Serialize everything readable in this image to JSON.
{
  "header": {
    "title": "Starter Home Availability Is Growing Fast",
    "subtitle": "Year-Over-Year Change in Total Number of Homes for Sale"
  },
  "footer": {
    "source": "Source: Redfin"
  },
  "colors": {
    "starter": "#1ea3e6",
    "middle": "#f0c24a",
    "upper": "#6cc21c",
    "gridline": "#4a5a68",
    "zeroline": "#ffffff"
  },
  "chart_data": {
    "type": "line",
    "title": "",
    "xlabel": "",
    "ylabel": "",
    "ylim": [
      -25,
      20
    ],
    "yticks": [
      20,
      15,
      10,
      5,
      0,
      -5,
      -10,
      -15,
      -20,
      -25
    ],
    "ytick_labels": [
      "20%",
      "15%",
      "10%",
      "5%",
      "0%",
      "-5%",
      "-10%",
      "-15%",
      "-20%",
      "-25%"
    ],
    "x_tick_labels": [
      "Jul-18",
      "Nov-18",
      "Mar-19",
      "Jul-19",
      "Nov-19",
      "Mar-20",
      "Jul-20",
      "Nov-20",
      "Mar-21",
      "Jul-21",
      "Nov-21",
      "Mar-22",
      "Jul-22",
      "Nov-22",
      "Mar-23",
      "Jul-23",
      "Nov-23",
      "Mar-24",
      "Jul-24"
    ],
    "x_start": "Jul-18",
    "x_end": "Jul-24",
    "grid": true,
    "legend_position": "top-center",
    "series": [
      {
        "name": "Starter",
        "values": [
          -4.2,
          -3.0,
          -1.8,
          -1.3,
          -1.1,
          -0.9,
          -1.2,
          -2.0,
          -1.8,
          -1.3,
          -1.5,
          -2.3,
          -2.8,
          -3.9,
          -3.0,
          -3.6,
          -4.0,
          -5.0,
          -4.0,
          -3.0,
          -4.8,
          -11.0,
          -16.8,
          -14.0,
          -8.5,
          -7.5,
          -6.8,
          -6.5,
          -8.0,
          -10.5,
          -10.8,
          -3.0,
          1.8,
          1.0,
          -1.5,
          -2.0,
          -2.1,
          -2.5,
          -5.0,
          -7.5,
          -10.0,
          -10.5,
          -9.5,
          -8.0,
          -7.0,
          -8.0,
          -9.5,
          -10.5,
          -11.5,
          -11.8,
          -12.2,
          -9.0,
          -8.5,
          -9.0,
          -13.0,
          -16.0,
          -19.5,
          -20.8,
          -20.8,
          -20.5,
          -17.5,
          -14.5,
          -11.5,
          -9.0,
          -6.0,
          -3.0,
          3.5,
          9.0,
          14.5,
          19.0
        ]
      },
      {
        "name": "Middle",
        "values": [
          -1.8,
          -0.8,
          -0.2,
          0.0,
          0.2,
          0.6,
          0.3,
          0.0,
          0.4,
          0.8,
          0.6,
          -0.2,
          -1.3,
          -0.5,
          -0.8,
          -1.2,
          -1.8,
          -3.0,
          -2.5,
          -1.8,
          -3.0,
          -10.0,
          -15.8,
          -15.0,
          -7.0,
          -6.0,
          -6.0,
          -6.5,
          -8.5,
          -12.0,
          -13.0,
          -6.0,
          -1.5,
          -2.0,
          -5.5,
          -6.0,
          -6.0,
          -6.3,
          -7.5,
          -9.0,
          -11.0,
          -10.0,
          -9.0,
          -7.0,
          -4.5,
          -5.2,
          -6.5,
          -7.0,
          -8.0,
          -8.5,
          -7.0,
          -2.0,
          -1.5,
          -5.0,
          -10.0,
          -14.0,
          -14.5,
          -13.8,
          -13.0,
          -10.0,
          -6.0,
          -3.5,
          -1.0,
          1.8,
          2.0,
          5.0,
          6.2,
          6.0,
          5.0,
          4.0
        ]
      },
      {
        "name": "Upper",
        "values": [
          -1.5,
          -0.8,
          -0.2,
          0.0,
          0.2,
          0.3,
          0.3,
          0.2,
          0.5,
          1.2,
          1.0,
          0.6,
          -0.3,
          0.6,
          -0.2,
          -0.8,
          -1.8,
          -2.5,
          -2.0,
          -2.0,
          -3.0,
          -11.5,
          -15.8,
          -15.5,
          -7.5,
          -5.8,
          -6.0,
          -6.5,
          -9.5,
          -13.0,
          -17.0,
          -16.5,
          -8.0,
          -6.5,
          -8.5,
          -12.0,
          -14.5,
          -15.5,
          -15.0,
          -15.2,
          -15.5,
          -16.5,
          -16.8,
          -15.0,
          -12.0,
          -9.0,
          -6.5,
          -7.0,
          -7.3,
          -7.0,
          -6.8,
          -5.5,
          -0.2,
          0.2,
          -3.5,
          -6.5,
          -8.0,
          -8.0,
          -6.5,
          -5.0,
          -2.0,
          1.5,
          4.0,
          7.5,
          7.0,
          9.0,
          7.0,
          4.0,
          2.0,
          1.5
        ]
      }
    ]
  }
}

### DIRECTIVE
Repeat the entries shown above, every one, word for word.

### WRITTEN RESPONSE
Serialize everything readable in this image to JSON.
{
  "header": {
    "title": "Starter Home Availability Is Growing Fast",
    "subtitle": "Year-Over-Year Change in Total Number of Homes for Sale"
  },
  "footer": {
    "source": "Source: Redfin"
  },
  "colors": {
    "starter": "#1ea3e6",
    "middle": "#f0c24a",
    "upper": "#6cc21c",
    "gridline": "#4a5a68",
    "zeroline": "#ffffff"
  },
  "chart_data": {
    "type": "line",
    "title": "",
    "xlabel": "",
    "ylabel": "",
    "ylim": [
      -25,
      20
    ],
    "yticks": [
      20,
      15,
      10,
      5,
      0,
      -5,
      -10,
      -15,
      -20,
      -25
    ],
    "ytick_labels": [
      "20%",
      "15%",
      "10%",
      "5%",
      "0%",
      "-5%",
      "-10%",
      "-15%",
      "-20%",
      "-25%"
    ],
    "x_tick_labels": [
      "Jul-18",
      "Nov-18",
      "Mar-19",
      "Jul-19",
      "Nov-19",
      "Mar-20",
      "Jul-20",
      "Nov-20",
      "Mar-21",
      "Jul-21",
      "Nov-21",
      "Mar-22",
      "Jul-22",
      "Nov-22",
      "Mar-23",
      "Jul-23",
      "Nov-23",
      "Mar-24",
      "Jul-24"
    ],
    "x_start": "Jul-18",
    "x_end": "Jul-24",
    "grid": true,
    "legend_position": "top-center",
    "series": [
      {
        "name": "Starter",
        "values": [
          -4.2,
          -3.0,
          -1.8,
          -1.3,
          -1.1,
          -0.9,
          -1.2,
          -2.0,
          -1.8,
          -1.3,
          -1.5,
          -2.3,
          -2.8,
          -3.9,
          -3.0,
          -3.6,
          -4.0,
          -5.0,
          -4.0,
          -3.0,
          -4.8,
          -11.0,
          -16.8,
          -14.0,
          -8.5,
          -7.5,
          -6.8,
          -6.5,
          -8.0,
          -10.5,
          -10.8,
          -3.0,
          1.8,
          1.0,
          -1.5,
          -2.0,
          -2.1,
          -2.5,
          -5.0,
          -7.5,
          -10.0,
          -10.5,
          -9.5,
          -8.0,
          -7.0,
          -8.0,
          -9.5,
          -10.5,
          -11.5,
          -11.8,
          -12.2,
          -9.0,
          -8.5,
          -9.0,
          -13.0,
          -16.0,
          -19.5,
          -20.8,
          -20.8,
          -20.5,
          -17.5,
          -14.5,
          -11.5,
          -9.0,
          -6.0,
          -3.0,
          3.5,
          9.0,
          14.5,
          19.0
        ]
      },
      {
        "name": "Middle",
        "values": [
          -1.8,
          -0.8,
          -0.2,
          0.0,
          0.2,
          0.6,
          0.3,
          0.0,
          0.4,
          0.8,
          0.6,
          -0.2,
          -1.3,
          -0.5,
          -0.8,
          -1.2,
          -1.8,
          -3.0,
          -2.5,
          -1.8,
          -3.0,
          -10.0,
          -15.8,
          -15.0,
          -7.0,
          -6.0,
          -6.0,
          -6.5,
          -8.5,
          -12.0,
          -13.0,
          -6.0,
          -1.5,
          -2.0,
          -5.5,
          -6.0,
          -6.0,
          -6.3,
          -7.5,
          -9.0,
          -11.0,
          -10.0,
          -9.0,
          -7.0,
          -4.5,
          -5.2,
          -6.5,
          -7.0,
          -8.0,
          -8.5,
          -7.0,
          -2.0,
          -1.5,
          -5.0,
          -10.0,
          -14.0,
          -14.5,
          -13.8,
          -13.0,
          -10.0,
          -6.0,
          -3.5,
          -1.0,
          1.8,
          2.0,
          5.0,
          6.2,
          6.0,
          5.0,
          4.0
        ]
      },
      {
        "name": "Upper",
        "values": [
          -1.5,
          -0.8,
          -0.2,
          0.0,
          0.2,
          0.3,
          0.3,
          0.2,
          0.5,
          1.2,
          1.0,
          0.6,
          -0.3,
          0.6,
          -0.2,
          -0.8,
          -1.8,
          -2.5,
          -2.0,
          -2.0,
          -3.0,
          -11.5,
          -15.8,
          -15.5,
          -7.5,
          -5.8,
          -6.0,
          -6.5,
          -9.5,
          -13.0,
          -17.0,
          -16.5,
          -8.0,
          -6.5,
          -8.5,
          -12.0,
          -14.5,
          -15.5,
          -15.0,
          -15.2,
          -15.5,
          -16.5,
          -16.8,
          -15.0,
          -12.0,
          -9.0,
          -6.5,
          -7.0,
          -7.3,
          -7.0,
          -6.8,
          -5.5,
          -0.2,
          0.2,
          -3.5,
          -6.5,
          -8.0,
          -8.0,
          -6.5,
          -5.0,
          -2.0,
          1.5,
          4.0,
          7.5,
          7.0,
          9.0,
          7.0,
          4.0,
          2.0,
          1.5
        ]
      }
    ]
  }
}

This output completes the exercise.